* [WHAT NEEDS TO BE DONE]: Copy every line from the one that holds "Extract all readable text from this page." to the end of the records below, exactly and with nothing else, but without any pictures.

* [DATA PROVIDED]:
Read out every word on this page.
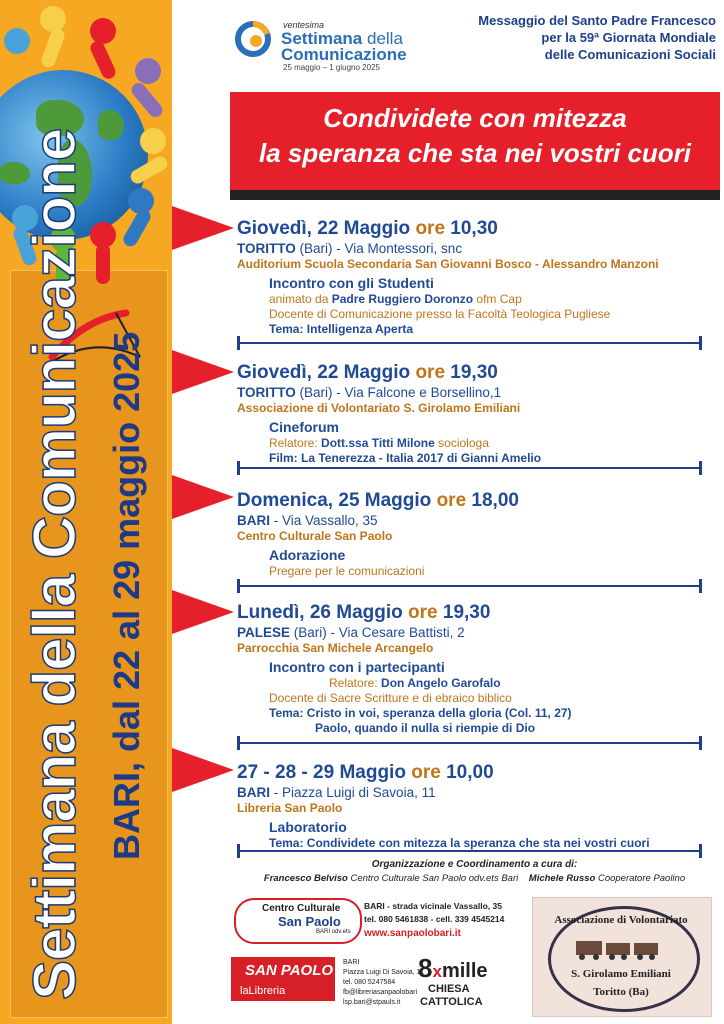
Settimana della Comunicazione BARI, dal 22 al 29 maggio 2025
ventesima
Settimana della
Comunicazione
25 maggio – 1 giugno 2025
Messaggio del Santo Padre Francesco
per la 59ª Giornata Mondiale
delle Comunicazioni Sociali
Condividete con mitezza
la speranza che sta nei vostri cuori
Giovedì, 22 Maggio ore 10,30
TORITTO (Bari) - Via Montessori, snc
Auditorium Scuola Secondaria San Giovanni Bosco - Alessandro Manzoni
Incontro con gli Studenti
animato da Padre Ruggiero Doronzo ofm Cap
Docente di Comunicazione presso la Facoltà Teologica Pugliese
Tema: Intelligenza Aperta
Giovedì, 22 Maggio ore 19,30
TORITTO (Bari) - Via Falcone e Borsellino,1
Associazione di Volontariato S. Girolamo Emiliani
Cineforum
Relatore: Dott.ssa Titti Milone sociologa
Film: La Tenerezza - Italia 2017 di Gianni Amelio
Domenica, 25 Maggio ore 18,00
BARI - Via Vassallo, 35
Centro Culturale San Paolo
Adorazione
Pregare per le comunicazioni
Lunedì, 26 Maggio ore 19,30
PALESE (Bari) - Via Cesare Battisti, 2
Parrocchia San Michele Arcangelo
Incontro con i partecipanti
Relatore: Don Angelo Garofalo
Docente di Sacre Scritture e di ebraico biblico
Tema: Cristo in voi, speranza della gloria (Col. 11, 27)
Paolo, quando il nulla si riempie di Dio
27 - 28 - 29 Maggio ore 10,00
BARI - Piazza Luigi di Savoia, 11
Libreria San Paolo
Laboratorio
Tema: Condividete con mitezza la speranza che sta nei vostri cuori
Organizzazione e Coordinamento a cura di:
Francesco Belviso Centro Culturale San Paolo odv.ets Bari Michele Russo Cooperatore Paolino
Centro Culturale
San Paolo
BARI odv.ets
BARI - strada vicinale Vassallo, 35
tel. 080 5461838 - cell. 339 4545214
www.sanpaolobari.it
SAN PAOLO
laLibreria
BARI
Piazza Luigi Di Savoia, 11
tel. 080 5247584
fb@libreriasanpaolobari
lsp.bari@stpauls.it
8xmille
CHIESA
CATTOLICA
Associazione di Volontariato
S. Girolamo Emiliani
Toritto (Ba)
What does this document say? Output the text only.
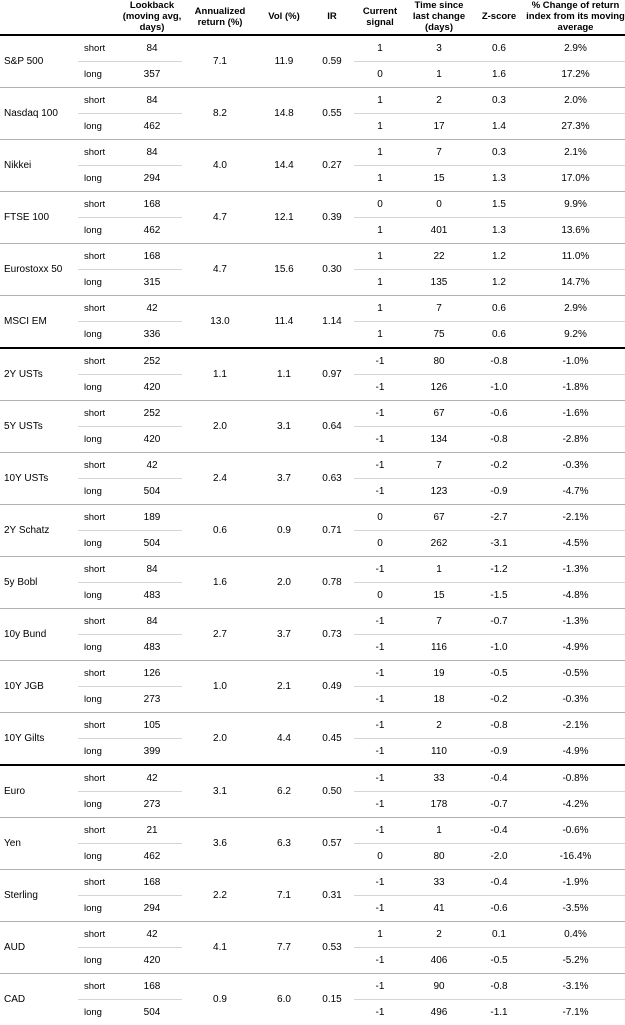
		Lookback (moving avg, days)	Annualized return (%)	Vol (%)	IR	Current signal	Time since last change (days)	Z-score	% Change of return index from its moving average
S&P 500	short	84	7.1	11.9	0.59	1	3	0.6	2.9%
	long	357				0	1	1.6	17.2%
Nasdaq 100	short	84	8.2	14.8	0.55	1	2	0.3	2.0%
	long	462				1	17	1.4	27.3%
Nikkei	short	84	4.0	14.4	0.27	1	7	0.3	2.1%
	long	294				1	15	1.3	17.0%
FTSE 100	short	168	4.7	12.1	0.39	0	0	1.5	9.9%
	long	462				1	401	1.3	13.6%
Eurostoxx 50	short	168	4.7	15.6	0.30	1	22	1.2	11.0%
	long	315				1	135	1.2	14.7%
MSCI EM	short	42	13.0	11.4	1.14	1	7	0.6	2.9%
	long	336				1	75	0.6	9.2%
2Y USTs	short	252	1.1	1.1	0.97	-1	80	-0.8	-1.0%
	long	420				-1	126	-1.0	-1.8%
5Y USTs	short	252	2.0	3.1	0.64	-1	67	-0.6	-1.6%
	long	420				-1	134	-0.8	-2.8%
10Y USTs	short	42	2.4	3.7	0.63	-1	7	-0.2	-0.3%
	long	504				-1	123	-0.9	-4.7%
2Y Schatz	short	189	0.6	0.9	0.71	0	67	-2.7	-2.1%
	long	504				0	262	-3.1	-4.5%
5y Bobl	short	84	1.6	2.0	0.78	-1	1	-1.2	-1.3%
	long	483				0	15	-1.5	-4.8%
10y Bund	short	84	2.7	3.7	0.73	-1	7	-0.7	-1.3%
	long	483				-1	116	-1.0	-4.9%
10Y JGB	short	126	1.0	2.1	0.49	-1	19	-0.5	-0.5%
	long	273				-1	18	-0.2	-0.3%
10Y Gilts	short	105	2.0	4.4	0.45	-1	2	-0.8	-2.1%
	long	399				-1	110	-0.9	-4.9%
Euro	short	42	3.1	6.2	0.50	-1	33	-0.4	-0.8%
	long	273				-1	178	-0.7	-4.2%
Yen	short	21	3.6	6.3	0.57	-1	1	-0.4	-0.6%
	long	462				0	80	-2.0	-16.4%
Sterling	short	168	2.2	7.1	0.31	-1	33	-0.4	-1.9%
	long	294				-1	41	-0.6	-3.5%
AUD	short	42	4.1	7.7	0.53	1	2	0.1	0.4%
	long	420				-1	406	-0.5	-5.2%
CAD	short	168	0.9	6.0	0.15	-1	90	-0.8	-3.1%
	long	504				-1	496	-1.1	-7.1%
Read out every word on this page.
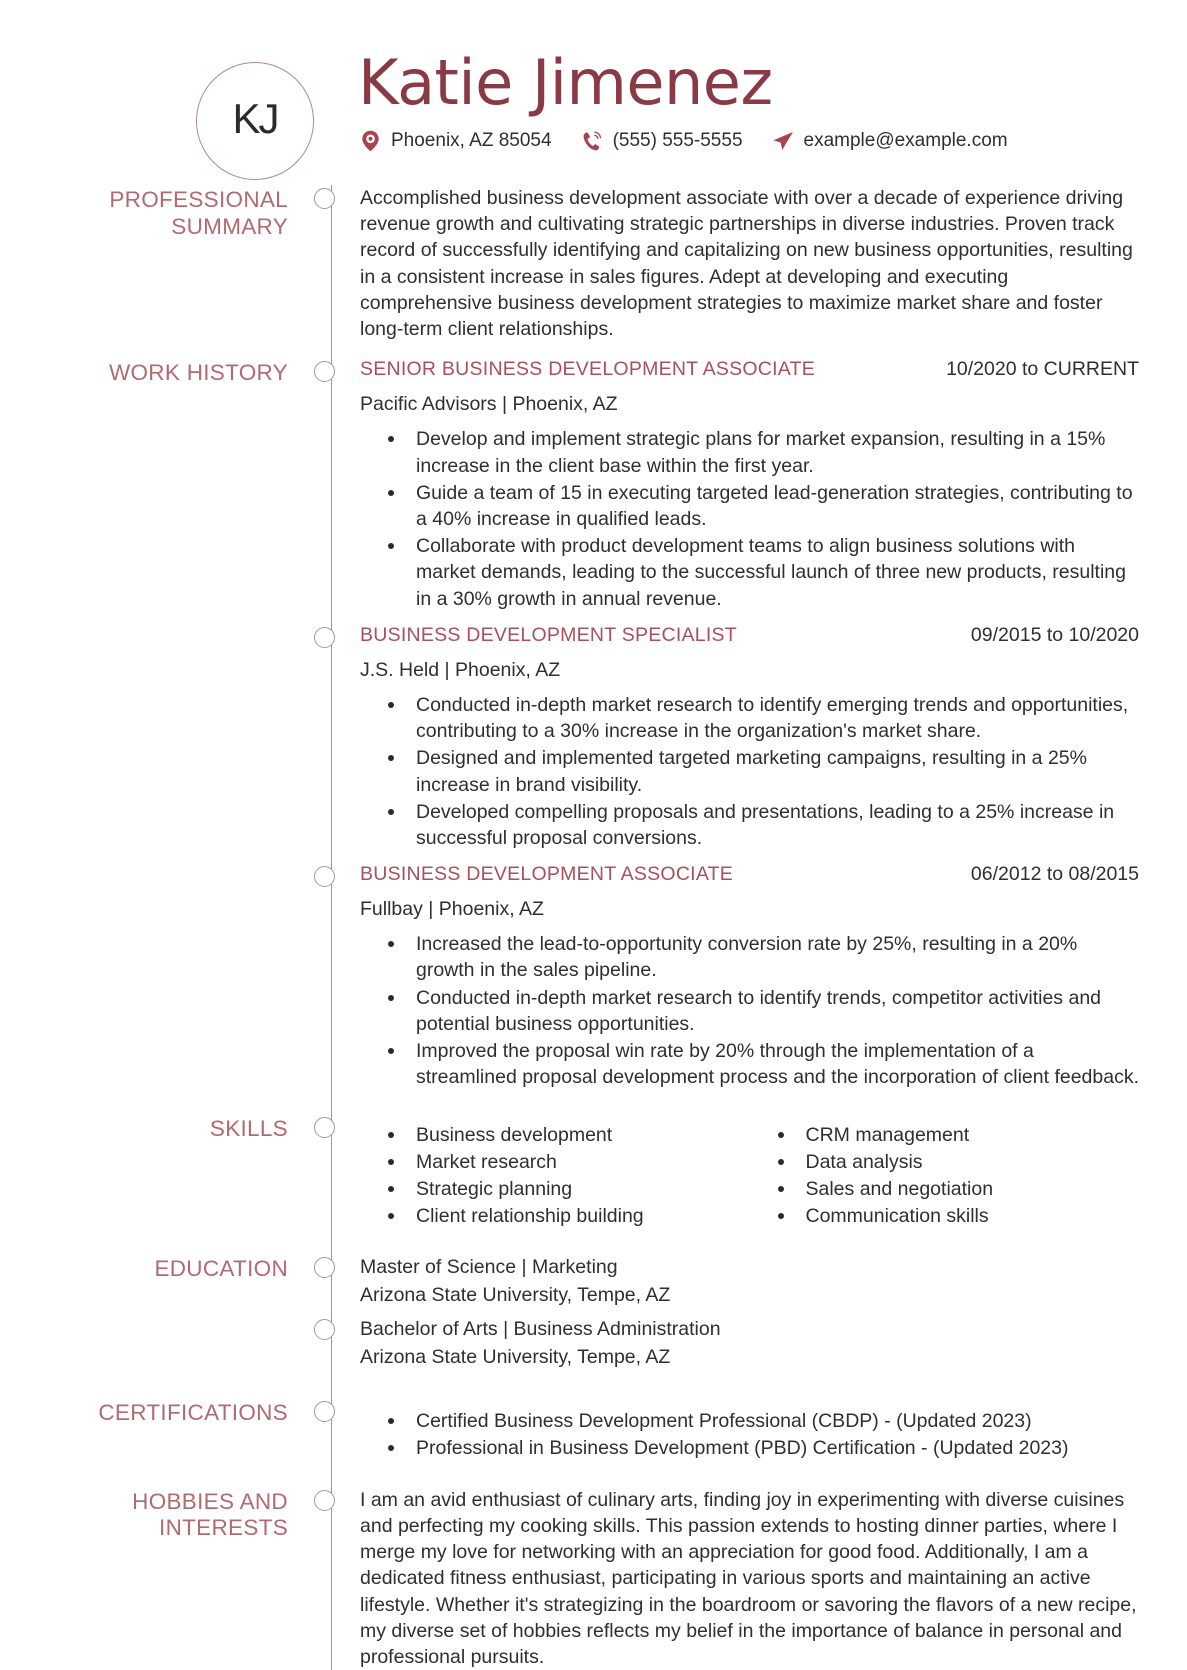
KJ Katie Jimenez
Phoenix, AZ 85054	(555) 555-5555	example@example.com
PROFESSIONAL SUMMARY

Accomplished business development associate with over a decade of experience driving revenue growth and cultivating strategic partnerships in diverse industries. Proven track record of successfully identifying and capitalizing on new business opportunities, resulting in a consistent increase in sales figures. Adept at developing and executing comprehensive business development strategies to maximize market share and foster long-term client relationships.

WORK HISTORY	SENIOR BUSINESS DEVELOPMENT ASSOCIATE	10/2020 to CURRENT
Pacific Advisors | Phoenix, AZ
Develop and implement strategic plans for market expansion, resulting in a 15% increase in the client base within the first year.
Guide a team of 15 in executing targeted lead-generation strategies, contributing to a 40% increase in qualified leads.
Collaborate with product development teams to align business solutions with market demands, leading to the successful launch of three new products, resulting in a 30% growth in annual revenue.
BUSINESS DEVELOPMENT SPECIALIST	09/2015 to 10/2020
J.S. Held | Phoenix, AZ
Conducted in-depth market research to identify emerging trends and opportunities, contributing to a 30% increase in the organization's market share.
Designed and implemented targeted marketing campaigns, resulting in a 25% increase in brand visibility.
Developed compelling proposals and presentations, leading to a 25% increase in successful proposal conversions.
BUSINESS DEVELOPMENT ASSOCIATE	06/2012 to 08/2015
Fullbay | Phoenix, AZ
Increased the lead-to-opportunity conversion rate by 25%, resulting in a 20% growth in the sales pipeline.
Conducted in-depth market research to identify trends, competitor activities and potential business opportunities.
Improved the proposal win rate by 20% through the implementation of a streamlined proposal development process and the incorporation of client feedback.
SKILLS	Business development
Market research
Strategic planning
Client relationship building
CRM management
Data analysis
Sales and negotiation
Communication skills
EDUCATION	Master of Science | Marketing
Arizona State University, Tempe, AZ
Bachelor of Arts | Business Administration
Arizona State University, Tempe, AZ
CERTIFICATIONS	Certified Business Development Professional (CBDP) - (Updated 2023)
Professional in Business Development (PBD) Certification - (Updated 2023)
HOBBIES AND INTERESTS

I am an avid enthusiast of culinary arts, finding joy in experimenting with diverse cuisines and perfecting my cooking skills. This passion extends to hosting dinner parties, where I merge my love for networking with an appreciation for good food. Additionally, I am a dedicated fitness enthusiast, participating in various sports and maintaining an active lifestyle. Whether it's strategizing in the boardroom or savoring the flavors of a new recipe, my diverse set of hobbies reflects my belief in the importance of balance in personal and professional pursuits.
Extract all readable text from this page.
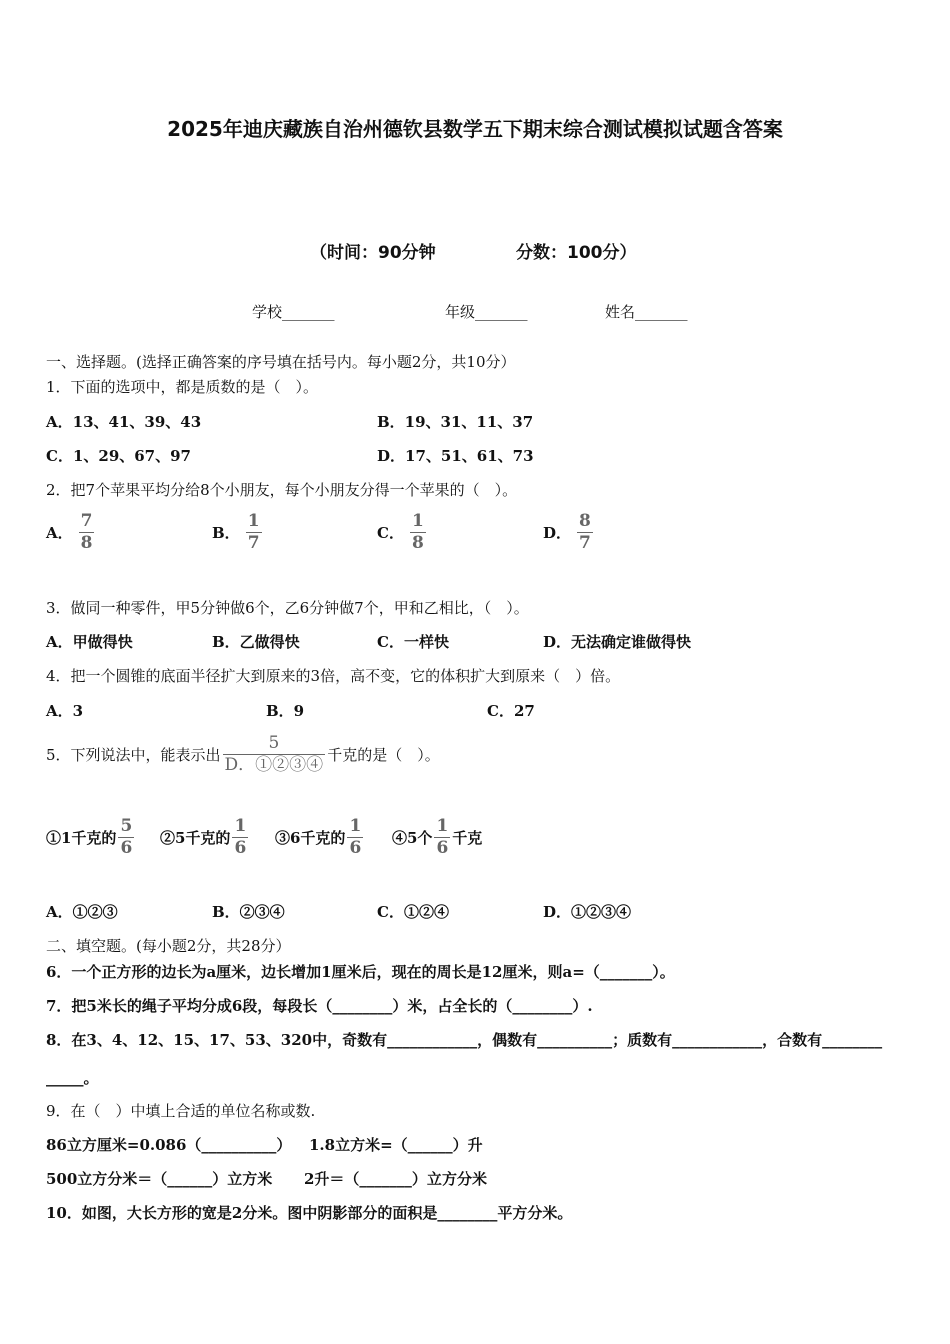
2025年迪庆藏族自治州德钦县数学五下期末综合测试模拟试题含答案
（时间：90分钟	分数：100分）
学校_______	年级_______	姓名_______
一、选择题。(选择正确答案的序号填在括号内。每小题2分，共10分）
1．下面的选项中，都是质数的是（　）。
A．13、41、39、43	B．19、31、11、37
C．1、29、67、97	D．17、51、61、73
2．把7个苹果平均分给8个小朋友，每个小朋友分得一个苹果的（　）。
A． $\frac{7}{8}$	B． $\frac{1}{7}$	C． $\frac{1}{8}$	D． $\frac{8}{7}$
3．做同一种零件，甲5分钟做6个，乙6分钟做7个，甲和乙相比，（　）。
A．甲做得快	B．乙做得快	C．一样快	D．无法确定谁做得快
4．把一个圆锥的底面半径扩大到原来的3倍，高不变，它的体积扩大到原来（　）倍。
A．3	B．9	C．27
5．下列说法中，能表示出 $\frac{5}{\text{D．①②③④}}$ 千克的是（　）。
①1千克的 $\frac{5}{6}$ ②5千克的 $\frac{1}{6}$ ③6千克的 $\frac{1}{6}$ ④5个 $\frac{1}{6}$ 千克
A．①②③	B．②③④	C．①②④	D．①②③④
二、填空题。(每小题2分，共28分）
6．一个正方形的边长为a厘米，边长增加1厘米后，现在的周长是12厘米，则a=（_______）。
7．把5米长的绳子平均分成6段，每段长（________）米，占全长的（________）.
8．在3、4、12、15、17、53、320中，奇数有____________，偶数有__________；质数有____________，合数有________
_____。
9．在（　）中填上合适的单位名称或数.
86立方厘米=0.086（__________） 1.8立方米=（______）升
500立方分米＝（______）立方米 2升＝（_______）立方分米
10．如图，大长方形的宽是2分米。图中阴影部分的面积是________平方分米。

* [EXPECTED OUTPUT]:
Extract all readable text from this page.
2025年迪庆藏族自治州德钦县数学五下期末综合测试模拟试题含答案
（时间：90分钟	分数：100分）
学校_______	年级_______	姓名_______
一、选择题。(选择正确答案的序号填在括号内。每小题2分，共10分）
1．下面的选项中，都是质数的是（　）。
A．13、41、39、43	B．19、31、11、37
C．1、29、67、97	D．17、51、61、73
2．把7个苹果平均分给8个小朋友，每个小朋友分得一个苹果的（　）。
A． $\frac{7}{8}$	B． $\frac{1}{7}$	C． $\frac{1}{8}$	D． $\frac{8}{7}$
3．做同一种零件，甲5分钟做6个，乙6分钟做7个，甲和乙相比，（　）。
A．甲做得快	B．乙做得快	C．一样快	D．无法确定谁做得快
4．把一个圆锥的底面半径扩大到原来的3倍，高不变，它的体积扩大到原来（　）倍。
A．3	B．9	C．27
5．下列说法中，能表示出 $\frac{5}{\text{D．①②③④}}$ 千克的是（　）。
①1千克的 $\frac{5}{6}$ ②5千克的 $\frac{1}{6}$ ③6千克的 $\frac{1}{6}$ ④5个 $\frac{1}{6}$ 千克
A．①②③	B．②③④	C．①②④	D．①②③④
二、填空题。(每小题2分，共28分）
6．一个正方形的边长为a厘米，边长增加1厘米后，现在的周长是12厘米，则a=（_______）。
7．把5米长的绳子平均分成6段，每段长（________）米，占全长的（________）.
8．在3、4、12、15、17、53、320中，奇数有____________，偶数有__________；质数有____________，合数有________
_____。
9．在（　）中填上合适的单位名称或数.
86立方厘米=0.086（__________） 1.8立方米=（______）升
500立方分米＝（______）立方米 2升＝（_______）立方分米
10．如图，大长方形的宽是2分米。图中阴影部分的面积是________平方分米。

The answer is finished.